--- begin ---
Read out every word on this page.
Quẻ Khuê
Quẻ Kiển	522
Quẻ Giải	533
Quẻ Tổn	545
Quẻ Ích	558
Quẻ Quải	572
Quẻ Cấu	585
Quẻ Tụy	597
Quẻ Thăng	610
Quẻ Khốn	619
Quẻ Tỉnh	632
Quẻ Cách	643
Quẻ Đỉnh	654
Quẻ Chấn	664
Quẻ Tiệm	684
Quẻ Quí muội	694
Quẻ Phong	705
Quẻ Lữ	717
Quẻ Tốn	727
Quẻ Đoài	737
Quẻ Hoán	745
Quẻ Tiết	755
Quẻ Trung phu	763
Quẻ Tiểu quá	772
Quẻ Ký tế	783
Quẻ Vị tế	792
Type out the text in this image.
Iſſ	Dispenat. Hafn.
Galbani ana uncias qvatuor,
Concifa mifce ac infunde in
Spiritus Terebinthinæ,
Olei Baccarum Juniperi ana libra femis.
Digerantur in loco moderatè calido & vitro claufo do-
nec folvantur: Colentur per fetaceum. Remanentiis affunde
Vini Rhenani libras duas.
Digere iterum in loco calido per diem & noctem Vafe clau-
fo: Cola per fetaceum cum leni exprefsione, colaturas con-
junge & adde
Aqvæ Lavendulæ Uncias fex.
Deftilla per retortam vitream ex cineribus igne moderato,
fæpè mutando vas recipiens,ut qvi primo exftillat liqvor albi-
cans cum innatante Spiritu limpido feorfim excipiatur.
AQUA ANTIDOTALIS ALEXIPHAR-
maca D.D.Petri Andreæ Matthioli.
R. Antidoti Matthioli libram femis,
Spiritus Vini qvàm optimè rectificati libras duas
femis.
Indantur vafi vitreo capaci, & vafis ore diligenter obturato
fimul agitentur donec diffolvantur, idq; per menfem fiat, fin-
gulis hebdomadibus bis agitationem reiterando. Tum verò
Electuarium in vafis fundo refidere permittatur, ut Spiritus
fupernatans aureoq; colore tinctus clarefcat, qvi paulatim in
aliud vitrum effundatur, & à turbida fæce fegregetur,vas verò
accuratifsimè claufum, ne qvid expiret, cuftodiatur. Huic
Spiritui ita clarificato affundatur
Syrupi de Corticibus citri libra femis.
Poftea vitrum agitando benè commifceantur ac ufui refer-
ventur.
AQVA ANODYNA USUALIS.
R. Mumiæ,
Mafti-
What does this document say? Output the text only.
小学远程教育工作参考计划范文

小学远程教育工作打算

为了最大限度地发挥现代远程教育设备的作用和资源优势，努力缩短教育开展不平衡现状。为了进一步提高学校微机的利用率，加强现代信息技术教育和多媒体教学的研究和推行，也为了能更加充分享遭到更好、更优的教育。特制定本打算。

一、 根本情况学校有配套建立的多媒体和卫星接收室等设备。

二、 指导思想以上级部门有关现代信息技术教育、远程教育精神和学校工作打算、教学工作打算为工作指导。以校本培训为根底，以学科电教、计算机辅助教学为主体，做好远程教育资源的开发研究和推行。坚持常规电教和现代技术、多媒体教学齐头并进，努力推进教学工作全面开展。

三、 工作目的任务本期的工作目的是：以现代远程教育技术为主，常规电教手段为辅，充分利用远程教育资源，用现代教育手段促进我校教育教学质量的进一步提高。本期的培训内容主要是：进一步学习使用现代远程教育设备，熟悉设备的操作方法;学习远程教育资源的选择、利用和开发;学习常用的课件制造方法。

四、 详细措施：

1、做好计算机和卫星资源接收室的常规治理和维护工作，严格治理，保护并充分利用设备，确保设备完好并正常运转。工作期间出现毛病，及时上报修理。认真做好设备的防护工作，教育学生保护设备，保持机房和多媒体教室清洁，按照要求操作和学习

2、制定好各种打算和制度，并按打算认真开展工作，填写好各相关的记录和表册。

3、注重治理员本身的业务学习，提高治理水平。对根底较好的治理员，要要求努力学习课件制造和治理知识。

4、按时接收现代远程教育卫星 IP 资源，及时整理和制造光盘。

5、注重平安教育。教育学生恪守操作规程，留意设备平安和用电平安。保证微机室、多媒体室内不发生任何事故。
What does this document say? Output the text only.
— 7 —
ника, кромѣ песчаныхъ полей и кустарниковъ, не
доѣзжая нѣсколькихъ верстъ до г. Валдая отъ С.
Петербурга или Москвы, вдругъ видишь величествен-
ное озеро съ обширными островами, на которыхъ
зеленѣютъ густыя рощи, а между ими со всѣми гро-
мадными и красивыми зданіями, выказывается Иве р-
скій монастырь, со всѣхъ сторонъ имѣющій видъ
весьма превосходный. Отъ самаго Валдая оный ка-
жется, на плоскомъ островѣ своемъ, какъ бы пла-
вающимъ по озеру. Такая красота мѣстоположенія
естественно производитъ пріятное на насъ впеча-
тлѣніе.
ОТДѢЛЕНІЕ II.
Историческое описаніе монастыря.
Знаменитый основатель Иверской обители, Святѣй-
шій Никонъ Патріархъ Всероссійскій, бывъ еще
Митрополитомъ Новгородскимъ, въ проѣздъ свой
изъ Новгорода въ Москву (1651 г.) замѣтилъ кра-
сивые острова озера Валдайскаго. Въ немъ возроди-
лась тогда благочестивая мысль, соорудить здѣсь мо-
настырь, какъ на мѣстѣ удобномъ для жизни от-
--- end ---
## Your objective
Repeat all the records. Match each line exactly.

## Answer for this exercise
Read out every word on this page.
Quẻ Khuê
Quẻ Kiển	522
Quẻ Giải	533
Quẻ Tổn	545
Quẻ Ích	558
Quẻ Quải	572
Quẻ Cấu	585
Quẻ Tụy	597
Quẻ Thăng	610
Quẻ Khốn	619
Quẻ Tỉnh	632
Quẻ Cách	643
Quẻ Đỉnh	654
Quẻ Chấn	664
Quẻ Tiệm	684
Quẻ Quí muội	694
Quẻ Phong	705
Quẻ Lữ	717
Quẻ Tốn	727
Quẻ Đoài	737
Quẻ Hoán	745
Quẻ Tiết	755
Quẻ Trung phu	763
Quẻ Tiểu quá	772
Quẻ Ký tế	783
Quẻ Vị tế	792
Type out the text in this image.
Iſſ	Dispenat. Hafn.
Galbani ana uncias qvatuor,
Concifa mifce ac infunde in
Spiritus Terebinthinæ,
Olei Baccarum Juniperi ana libra femis.
Digerantur in loco moderatè calido & vitro claufo do-
nec folvantur: Colentur per fetaceum. Remanentiis affunde
Vini Rhenani libras duas.
Digere iterum in loco calido per diem & noctem Vafe clau-
fo: Cola per fetaceum cum leni exprefsione, colaturas con-
junge & adde
Aqvæ Lavendulæ Uncias fex.
Deftilla per retortam vitream ex cineribus igne moderato,
fæpè mutando vas recipiens,ut qvi primo exftillat liqvor albi-
cans cum innatante Spiritu limpido feorfim excipiatur.
AQUA ANTIDOTALIS ALEXIPHAR-
maca D.D.Petri Andreæ Matthioli.
R. Antidoti Matthioli libram femis,
Spiritus Vini qvàm optimè rectificati libras duas
femis.
Indantur vafi vitreo capaci, & vafis ore diligenter obturato
fimul agitentur donec diffolvantur, idq; per menfem fiat, fin-
gulis hebdomadibus bis agitationem reiterando. Tum verò
Electuarium in vafis fundo refidere permittatur, ut Spiritus
fupernatans aureoq; colore tinctus clarefcat, qvi paulatim in
aliud vitrum effundatur, & à turbida fæce fegregetur,vas verò
accuratifsimè claufum, ne qvid expiret, cuftodiatur. Huic
Spiritui ita clarificato affundatur
Syrupi de Corticibus citri libra femis.
Poftea vitrum agitando benè commifceantur ac ufui refer-
ventur.
AQVA ANODYNA USUALIS.
R. Mumiæ,
Mafti-
What does this document say? Output the text only.
小学远程教育工作参考计划范文

小学远程教育工作打算

为了最大限度地发挥现代远程教育设备的作用和资源优势，努力缩短教育开展不平衡现状。为了进一步提高学校微机的利用率，加强现代信息技术教育和多媒体教学的研究和推行，也为了能更加充分享遭到更好、更优的教育。特制定本打算。

一、 根本情况学校有配套建立的多媒体和卫星接收室等设备。

二、 指导思想以上级部门有关现代信息技术教育、远程教育精神和学校工作打算、教学工作打算为工作指导。以校本培训为根底，以学科电教、计算机辅助教学为主体，做好远程教育资源的开发研究和推行。坚持常规电教和现代技术、多媒体教学齐头并进，努力推进教学工作全面开展。

三、 工作目的任务本期的工作目的是：以现代远程教育技术为主，常规电教手段为辅，充分利用远程教育资源，用现代教育手段促进我校教育教学质量的进一步提高。本期的培训内容主要是：进一步学习使用现代远程教育设备，熟悉设备的操作方法;学习远程教育资源的选择、利用和开发;学习常用的课件制造方法。

四、 详细措施：

1、做好计算机和卫星资源接收室的常规治理和维护工作，严格治理，保护并充分利用设备，确保设备完好并正常运转。工作期间出现毛病，及时上报修理。认真做好设备的防护工作，教育学生保护设备，保持机房和多媒体教室清洁，按照要求操作和学习

2、制定好各种打算和制度，并按打算认真开展工作，填写好各相关的记录和表册。

3、注重治理员本身的业务学习，提高治理水平。对根底较好的治理员，要要求努力学习课件制造和治理知识。

4、按时接收现代远程教育卫星 IP 资源，及时整理和制造光盘。

5、注重平安教育。教育学生恪守操作规程，留意设备平安和用电平安。保证微机室、多媒体室内不发生任何事故。
What does this document say? Output the text only.
— 7 —
ника, кромѣ песчаныхъ полей и кустарниковъ, не
доѣзжая нѣсколькихъ верстъ до г. Валдая отъ С.
Петербурга или Москвы, вдругъ видишь величествен-
ное озеро съ обширными островами, на которыхъ
зеленѣютъ густыя рощи, а между ими со всѣми гро-
мадными и красивыми зданіями, выказывается Иве р-
скій монастырь, со всѣхъ сторонъ имѣющій видъ
весьма превосходный. Отъ самаго Валдая оный ка-
жется, на плоскомъ островѣ своемъ, какъ бы пла-
вающимъ по озеру. Такая красота мѣстоположенія
естественно производитъ пріятное на насъ впеча-
тлѣніе.
ОТДѢЛЕНІЕ II.
Историческое описаніе монастыря.
Знаменитый основатель Иверской обители, Святѣй-
шій Никонъ Патріархъ Всероссійскій, бывъ еще
Митрополитомъ Новгородскимъ, въ проѣздъ свой
изъ Новгорода въ Москву (1651 г.) замѣтилъ кра-
сивые острова озера Валдайскаго. Въ немъ возроди-
лась тогда благочестивая мысль, соорудить здѣсь мо-
настырь, какъ на мѣстѣ удобномъ для жизни от-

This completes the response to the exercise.